▶ **AIM OF THE EXERCISE**
Keep only the lines that hold the string "marque", filtering out the rest of the entries below.

Dataset entries:
++++++++++++++++++++
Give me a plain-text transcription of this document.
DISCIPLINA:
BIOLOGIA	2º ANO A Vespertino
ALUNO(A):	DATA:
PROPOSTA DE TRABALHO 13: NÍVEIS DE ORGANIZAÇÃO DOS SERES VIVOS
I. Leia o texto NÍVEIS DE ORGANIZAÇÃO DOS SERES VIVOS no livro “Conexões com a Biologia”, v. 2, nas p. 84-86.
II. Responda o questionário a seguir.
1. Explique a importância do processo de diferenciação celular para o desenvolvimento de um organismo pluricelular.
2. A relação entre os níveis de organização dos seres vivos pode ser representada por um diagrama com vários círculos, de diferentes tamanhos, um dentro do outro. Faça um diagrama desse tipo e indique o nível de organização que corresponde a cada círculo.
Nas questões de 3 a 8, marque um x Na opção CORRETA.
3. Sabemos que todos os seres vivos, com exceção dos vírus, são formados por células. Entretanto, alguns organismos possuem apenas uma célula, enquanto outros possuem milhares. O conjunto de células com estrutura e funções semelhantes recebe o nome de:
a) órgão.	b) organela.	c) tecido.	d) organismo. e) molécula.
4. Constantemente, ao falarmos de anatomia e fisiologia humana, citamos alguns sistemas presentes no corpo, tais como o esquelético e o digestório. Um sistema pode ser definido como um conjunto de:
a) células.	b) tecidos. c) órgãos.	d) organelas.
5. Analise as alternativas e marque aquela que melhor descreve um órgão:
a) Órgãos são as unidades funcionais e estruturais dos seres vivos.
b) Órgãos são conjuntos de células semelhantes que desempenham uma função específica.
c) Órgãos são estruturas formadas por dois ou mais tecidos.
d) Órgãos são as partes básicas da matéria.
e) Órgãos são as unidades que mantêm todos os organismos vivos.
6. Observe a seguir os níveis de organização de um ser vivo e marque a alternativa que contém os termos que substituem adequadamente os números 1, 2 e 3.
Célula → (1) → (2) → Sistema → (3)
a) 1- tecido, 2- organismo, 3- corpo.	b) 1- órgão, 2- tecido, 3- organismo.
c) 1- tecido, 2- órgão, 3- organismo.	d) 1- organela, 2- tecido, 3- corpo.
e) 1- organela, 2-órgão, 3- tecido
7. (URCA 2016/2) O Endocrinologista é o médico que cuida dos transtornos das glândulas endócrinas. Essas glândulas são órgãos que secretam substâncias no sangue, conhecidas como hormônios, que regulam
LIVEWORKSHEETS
++++++++++++++++++++
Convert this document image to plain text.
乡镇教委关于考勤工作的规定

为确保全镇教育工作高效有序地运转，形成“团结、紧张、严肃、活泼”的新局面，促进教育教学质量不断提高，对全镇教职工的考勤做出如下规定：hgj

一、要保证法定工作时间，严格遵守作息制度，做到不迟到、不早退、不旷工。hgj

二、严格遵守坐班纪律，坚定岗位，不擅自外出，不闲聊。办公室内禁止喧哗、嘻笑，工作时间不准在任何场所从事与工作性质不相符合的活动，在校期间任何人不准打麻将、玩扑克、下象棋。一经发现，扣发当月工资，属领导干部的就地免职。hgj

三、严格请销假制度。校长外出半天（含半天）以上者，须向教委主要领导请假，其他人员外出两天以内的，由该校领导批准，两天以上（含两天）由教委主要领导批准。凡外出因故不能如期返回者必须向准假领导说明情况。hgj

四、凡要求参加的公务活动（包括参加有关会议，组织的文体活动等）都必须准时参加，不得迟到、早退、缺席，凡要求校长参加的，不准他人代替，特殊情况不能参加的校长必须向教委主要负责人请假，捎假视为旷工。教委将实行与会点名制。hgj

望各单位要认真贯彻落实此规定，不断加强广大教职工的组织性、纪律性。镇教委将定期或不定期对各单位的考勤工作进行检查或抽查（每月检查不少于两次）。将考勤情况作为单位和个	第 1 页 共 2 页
++++++++++++++++++++
▶ **EXERCISE SOLUTION**
Nas questões de 3 a 8, marque um x Na opção CORRETA.
5. Analise as alternativas e marque aquela que melhor descreve um órgão:
6. Observe a seguir os níveis de organização de um ser vivo e marque a alternativa que contém os termos que substituem adequadamente os números 1, 2 e 3.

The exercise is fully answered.